BRIEF: Exact reproduction is required for all entries.

PROVIDED DATA:
####

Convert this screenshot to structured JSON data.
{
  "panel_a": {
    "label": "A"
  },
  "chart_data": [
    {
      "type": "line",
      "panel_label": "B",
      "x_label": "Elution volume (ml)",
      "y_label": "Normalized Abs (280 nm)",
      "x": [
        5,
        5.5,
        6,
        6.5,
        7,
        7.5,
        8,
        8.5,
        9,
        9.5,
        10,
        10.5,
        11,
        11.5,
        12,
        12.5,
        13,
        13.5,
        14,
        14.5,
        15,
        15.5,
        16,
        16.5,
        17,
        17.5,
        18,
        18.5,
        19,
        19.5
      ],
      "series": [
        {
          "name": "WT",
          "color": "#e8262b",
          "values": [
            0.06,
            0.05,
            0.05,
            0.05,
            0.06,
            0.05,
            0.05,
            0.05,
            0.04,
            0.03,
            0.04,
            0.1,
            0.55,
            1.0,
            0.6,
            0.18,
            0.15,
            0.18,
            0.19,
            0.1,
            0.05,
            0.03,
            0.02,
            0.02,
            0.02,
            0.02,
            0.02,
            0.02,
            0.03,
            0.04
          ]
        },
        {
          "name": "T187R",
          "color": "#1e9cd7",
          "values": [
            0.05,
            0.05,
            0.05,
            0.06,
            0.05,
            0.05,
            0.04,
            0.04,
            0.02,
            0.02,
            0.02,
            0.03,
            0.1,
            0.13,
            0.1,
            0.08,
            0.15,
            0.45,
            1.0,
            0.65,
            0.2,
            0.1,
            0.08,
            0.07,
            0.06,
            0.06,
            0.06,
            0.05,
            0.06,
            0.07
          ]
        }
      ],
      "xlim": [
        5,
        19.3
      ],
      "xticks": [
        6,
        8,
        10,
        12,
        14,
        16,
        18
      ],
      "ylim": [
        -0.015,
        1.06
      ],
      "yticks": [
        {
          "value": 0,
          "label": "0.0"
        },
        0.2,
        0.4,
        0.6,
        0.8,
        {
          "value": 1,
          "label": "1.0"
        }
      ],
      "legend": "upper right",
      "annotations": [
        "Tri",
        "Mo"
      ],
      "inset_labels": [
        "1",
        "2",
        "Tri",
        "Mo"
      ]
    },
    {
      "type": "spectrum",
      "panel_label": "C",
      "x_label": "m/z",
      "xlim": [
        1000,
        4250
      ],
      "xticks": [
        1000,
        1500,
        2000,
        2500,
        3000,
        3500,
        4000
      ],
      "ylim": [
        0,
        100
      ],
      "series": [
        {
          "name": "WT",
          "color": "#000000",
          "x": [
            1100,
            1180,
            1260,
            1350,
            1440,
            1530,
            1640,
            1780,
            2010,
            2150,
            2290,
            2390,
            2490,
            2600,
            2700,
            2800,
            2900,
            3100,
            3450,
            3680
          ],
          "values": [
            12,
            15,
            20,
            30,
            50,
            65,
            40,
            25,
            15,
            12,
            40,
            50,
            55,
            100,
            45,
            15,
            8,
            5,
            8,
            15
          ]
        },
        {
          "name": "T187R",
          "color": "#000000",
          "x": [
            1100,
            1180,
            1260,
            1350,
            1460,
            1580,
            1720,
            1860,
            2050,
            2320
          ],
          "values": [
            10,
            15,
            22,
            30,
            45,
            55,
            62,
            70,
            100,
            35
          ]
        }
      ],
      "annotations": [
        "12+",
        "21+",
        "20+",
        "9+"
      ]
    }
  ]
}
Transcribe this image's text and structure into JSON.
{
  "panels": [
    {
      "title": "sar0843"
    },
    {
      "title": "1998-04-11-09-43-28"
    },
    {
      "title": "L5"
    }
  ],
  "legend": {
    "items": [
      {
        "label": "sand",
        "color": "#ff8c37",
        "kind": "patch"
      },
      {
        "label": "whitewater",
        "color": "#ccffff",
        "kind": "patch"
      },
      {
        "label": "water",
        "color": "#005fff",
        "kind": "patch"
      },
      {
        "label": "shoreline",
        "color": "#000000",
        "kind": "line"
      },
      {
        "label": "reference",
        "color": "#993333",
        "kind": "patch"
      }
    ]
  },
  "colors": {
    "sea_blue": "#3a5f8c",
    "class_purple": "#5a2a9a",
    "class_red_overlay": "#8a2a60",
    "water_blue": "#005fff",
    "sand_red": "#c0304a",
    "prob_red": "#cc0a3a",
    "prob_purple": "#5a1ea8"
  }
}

####

EXERCISE RESPONSE:
Convert this screenshot to structured JSON data.
{
  "panel_a": {
    "label": "A"
  },
  "chart_data": [
    {
      "type": "line",
      "panel_label": "B",
      "x_label": "Elution volume (ml)",
      "y_label": "Normalized Abs (280 nm)",
      "x": [
        5,
        5.5,
        6,
        6.5,
        7,
        7.5,
        8,
        8.5,
        9,
        9.5,
        10,
        10.5,
        11,
        11.5,
        12,
        12.5,
        13,
        13.5,
        14,
        14.5,
        15,
        15.5,
        16,
        16.5,
        17,
        17.5,
        18,
        18.5,
        19,
        19.5
      ],
      "series": [
        {
          "name": "WT",
          "color": "#e8262b",
          "values": [
            0.06,
            0.05,
            0.05,
            0.05,
            0.06,
            0.05,
            0.05,
            0.05,
            0.04,
            0.03,
            0.04,
            0.1,
            0.55,
            1.0,
            0.6,
            0.18,
            0.15,
            0.18,
            0.19,
            0.1,
            0.05,
            0.03,
            0.02,
            0.02,
            0.02,
            0.02,
            0.02,
            0.02,
            0.03,
            0.04
          ]
        },
        {
          "name": "T187R",
          "color": "#1e9cd7",
          "values": [
            0.05,
            0.05,
            0.05,
            0.06,
            0.05,
            0.05,
            0.04,
            0.04,
            0.02,
            0.02,
            0.02,
            0.03,
            0.1,
            0.13,
            0.1,
            0.08,
            0.15,
            0.45,
            1.0,
            0.65,
            0.2,
            0.1,
            0.08,
            0.07,
            0.06,
            0.06,
            0.06,
            0.05,
            0.06,
            0.07
          ]
        }
      ],
      "xlim": [
        5,
        19.3
      ],
      "xticks": [
        6,
        8,
        10,
        12,
        14,
        16,
        18
      ],
      "ylim": [
        -0.015,
        1.06
      ],
      "yticks": [
        {
          "value": 0,
          "label": "0.0"
        },
        0.2,
        0.4,
        0.6,
        0.8,
        {
          "value": 1,
          "label": "1.0"
        }
      ],
      "legend": "upper right",
      "annotations": [
        "Tri",
        "Mo"
      ],
      "inset_labels": [
        "1",
        "2",
        "Tri",
        "Mo"
      ]
    },
    {
      "type": "spectrum",
      "panel_label": "C",
      "x_label": "m/z",
      "xlim": [
        1000,
        4250
      ],
      "xticks": [
        1000,
        1500,
        2000,
        2500,
        3000,
        3500,
        4000
      ],
      "ylim": [
        0,
        100
      ],
      "series": [
        {
          "name": "WT",
          "color": "#000000",
          "x": [
            1100,
            1180,
            1260,
            1350,
            1440,
            1530,
            1640,
            1780,
            2010,
            2150,
            2290,
            2390,
            2490,
            2600,
            2700,
            2800,
            2900,
            3100,
            3450,
            3680
          ],
          "values": [
            12,
            15,
            20,
            30,
            50,
            65,
            40,
            25,
            15,
            12,
            40,
            50,
            55,
            100,
            45,
            15,
            8,
            5,
            8,
            15
          ]
        },
        {
          "name": "T187R",
          "color": "#000000",
          "x": [
            1100,
            1180,
            1260,
            1350,
            1460,
            1580,
            1720,
            1860,
            2050,
            2320
          ],
          "values": [
            10,
            15,
            22,
            30,
            45,
            55,
            62,
            70,
            100,
            35
          ]
        }
      ],
      "annotations": [
        "12+",
        "21+",
        "20+",
        "9+"
      ]
    }
  ]
}
Transcribe this image's text and structure into JSON.
{
  "panels": [
    {
      "title": "sar0843"
    },
    {
      "title": "1998-04-11-09-43-28"
    },
    {
      "title": "L5"
    }
  ],
  "legend": {
    "items": [
      {
        "label": "sand",
        "color": "#ff8c37",
        "kind": "patch"
      },
      {
        "label": "whitewater",
        "color": "#ccffff",
        "kind": "patch"
      },
      {
        "label": "water",
        "color": "#005fff",
        "kind": "patch"
      },
      {
        "label": "shoreline",
        "color": "#000000",
        "kind": "line"
      },
      {
        "label": "reference",
        "color": "#993333",
        "kind": "patch"
      }
    ]
  },
  "colors": {
    "sea_blue": "#3a5f8c",
    "class_purple": "#5a2a9a",
    "class_red_overlay": "#8a2a60",
    "water_blue": "#005fff",
    "sand_red": "#c0304a",
    "prob_red": "#cc0a3a",
    "prob_purple": "#5a1ea8"
  }
}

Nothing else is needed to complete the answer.